>> Begin
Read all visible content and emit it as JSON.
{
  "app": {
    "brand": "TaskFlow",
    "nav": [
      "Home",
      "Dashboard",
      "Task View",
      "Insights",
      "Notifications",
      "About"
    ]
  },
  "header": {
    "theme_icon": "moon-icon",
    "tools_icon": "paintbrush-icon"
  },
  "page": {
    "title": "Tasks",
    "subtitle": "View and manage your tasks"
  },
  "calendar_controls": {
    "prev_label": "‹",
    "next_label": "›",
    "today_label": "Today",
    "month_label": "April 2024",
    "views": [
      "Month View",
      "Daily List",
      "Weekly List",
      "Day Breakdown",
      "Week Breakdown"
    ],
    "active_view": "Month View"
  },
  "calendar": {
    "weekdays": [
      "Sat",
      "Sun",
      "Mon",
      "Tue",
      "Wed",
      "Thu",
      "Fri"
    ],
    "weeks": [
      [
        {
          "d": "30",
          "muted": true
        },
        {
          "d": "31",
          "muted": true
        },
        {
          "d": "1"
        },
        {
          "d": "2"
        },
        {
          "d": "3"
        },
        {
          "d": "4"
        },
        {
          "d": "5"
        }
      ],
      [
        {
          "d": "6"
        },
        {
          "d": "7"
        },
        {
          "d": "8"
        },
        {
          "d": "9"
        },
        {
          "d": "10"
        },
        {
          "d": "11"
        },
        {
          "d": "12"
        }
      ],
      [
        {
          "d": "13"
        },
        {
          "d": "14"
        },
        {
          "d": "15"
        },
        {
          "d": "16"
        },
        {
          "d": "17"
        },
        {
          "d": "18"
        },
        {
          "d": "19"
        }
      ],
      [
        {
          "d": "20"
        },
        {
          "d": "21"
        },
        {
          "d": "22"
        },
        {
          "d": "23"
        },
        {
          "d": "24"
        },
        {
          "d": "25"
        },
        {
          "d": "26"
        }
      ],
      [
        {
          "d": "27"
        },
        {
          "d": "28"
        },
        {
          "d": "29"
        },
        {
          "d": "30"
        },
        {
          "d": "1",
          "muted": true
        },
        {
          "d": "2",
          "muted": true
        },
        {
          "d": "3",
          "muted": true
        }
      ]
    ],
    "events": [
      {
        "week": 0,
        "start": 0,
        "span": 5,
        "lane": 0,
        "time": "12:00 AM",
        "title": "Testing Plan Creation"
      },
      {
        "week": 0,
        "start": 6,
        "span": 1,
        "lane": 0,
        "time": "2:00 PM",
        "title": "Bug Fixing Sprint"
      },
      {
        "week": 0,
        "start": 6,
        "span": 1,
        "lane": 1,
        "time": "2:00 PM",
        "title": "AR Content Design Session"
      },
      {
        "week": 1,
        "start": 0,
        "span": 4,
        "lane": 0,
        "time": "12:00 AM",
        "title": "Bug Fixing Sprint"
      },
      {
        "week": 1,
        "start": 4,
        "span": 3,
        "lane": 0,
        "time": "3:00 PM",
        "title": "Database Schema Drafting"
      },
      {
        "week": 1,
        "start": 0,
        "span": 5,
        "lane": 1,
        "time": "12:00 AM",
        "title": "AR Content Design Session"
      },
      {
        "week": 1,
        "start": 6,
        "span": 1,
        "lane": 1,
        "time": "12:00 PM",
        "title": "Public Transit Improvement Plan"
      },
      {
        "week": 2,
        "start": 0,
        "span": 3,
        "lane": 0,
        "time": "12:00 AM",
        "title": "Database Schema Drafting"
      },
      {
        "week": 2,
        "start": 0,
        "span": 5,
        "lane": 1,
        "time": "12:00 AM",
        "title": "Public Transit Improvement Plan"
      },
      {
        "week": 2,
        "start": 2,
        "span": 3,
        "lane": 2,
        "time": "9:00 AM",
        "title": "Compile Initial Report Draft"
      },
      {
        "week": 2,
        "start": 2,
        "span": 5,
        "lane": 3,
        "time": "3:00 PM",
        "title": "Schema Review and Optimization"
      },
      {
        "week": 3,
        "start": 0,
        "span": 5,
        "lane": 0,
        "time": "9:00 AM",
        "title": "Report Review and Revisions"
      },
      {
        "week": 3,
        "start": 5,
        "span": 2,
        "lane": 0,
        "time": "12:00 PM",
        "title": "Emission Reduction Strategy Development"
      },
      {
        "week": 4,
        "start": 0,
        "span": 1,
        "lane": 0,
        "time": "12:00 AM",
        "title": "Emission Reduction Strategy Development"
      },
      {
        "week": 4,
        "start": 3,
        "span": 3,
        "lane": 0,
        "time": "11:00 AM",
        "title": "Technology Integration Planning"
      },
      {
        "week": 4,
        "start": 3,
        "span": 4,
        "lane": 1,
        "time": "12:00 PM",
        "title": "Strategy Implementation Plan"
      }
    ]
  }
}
>> End
Copy down the whole of the data above, matching it exactly.

Read all visible content and emit it as JSON.
{
  "app": {
    "brand": "TaskFlow",
    "nav": [
      "Home",
      "Dashboard",
      "Task View",
      "Insights",
      "Notifications",
      "About"
    ]
  },
  "header": {
    "theme_icon": "moon-icon",
    "tools_icon": "paintbrush-icon"
  },
  "page": {
    "title": "Tasks",
    "subtitle": "View and manage your tasks"
  },
  "calendar_controls": {
    "prev_label": "‹",
    "next_label": "›",
    "today_label": "Today",
    "month_label": "April 2024",
    "views": [
      "Month View",
      "Daily List",
      "Weekly List",
      "Day Breakdown",
      "Week Breakdown"
    ],
    "active_view": "Month View"
  },
  "calendar": {
    "weekdays": [
      "Sat",
      "Sun",
      "Mon",
      "Tue",
      "Wed",
      "Thu",
      "Fri"
    ],
    "weeks": [
      [
        {
          "d": "30",
          "muted": true
        },
        {
          "d": "31",
          "muted": true
        },
        {
          "d": "1"
        },
        {
          "d": "2"
        },
        {
          "d": "3"
        },
        {
          "d": "4"
        },
        {
          "d": "5"
        }
      ],
      [
        {
          "d": "6"
        },
        {
          "d": "7"
        },
        {
          "d": "8"
        },
        {
          "d": "9"
        },
        {
          "d": "10"
        },
        {
          "d": "11"
        },
        {
          "d": "12"
        }
      ],
      [
        {
          "d": "13"
        },
        {
          "d": "14"
        },
        {
          "d": "15"
        },
        {
          "d": "16"
        },
        {
          "d": "17"
        },
        {
          "d": "18"
        },
        {
          "d": "19"
        }
      ],
      [
        {
          "d": "20"
        },
        {
          "d": "21"
        },
        {
          "d": "22"
        },
        {
          "d": "23"
        },
        {
          "d": "24"
        },
        {
          "d": "25"
        },
        {
          "d": "26"
        }
      ],
      [
        {
          "d": "27"
        },
        {
          "d": "28"
        },
        {
          "d": "29"
        },
        {
          "d": "30"
        },
        {
          "d": "1",
          "muted": true
        },
        {
          "d": "2",
          "muted": true
        },
        {
          "d": "3",
          "muted": true
        }
      ]
    ],
    "events": [
      {
        "week": 0,
        "start": 0,
        "span": 5,
        "lane": 0,
        "time": "12:00 AM",
        "title": "Testing Plan Creation"
      },
      {
        "week": 0,
        "start": 6,
        "span": 1,
        "lane": 0,
        "time": "2:00 PM",
        "title": "Bug Fixing Sprint"
      },
      {
        "week": 0,
        "start": 6,
        "span": 1,
        "lane": 1,
        "time": "2:00 PM",
        "title": "AR Content Design Session"
      },
      {
        "week": 1,
        "start": 0,
        "span": 4,
        "lane": 0,
        "time": "12:00 AM",
        "title": "Bug Fixing Sprint"
      },
      {
        "week": 1,
        "start": 4,
        "span": 3,
        "lane": 0,
        "time": "3:00 PM",
        "title": "Database Schema Drafting"
      },
      {
        "week": 1,
        "start": 0,
        "span": 5,
        "lane": 1,
        "time": "12:00 AM",
        "title": "AR Content Design Session"
      },
      {
        "week": 1,
        "start": 6,
        "span": 1,
        "lane": 1,
        "time": "12:00 PM",
        "title": "Public Transit Improvement Plan"
      },
      {
        "week": 2,
        "start": 0,
        "span": 3,
        "lane": 0,
        "time": "12:00 AM",
        "title": "Database Schema Drafting"
      },
      {
        "week": 2,
        "start": 0,
        "span": 5,
        "lane": 1,
        "time": "12:00 AM",
        "title": "Public Transit Improvement Plan"
      },
      {
        "week": 2,
        "start": 2,
        "span": 3,
        "lane": 2,
        "time": "9:00 AM",
        "title": "Compile Initial Report Draft"
      },
      {
        "week": 2,
        "start": 2,
        "span": 5,
        "lane": 3,
        "time": "3:00 PM",
        "title": "Schema Review and Optimization"
      },
      {
        "week": 3,
        "start": 0,
        "span": 5,
        "lane": 0,
        "time": "9:00 AM",
        "title": "Report Review and Revisions"
      },
      {
        "week": 3,
        "start": 5,
        "span": 2,
        "lane": 0,
        "time": "12:00 PM",
        "title": "Emission Reduction Strategy Development"
      },
      {
        "week": 4,
        "start": 0,
        "span": 1,
        "lane": 0,
        "time": "12:00 AM",
        "title": "Emission Reduction Strategy Development"
      },
      {
        "week": 4,
        "start": 3,
        "span": 3,
        "lane": 0,
        "time": "11:00 AM",
        "title": "Technology Integration Planning"
      },
      {
        "week": 4,
        "start": 3,
        "span": 4,
        "lane": 1,
        "time": "12:00 PM",
        "title": "Strategy Implementation Plan"
      }
    ]
  }
}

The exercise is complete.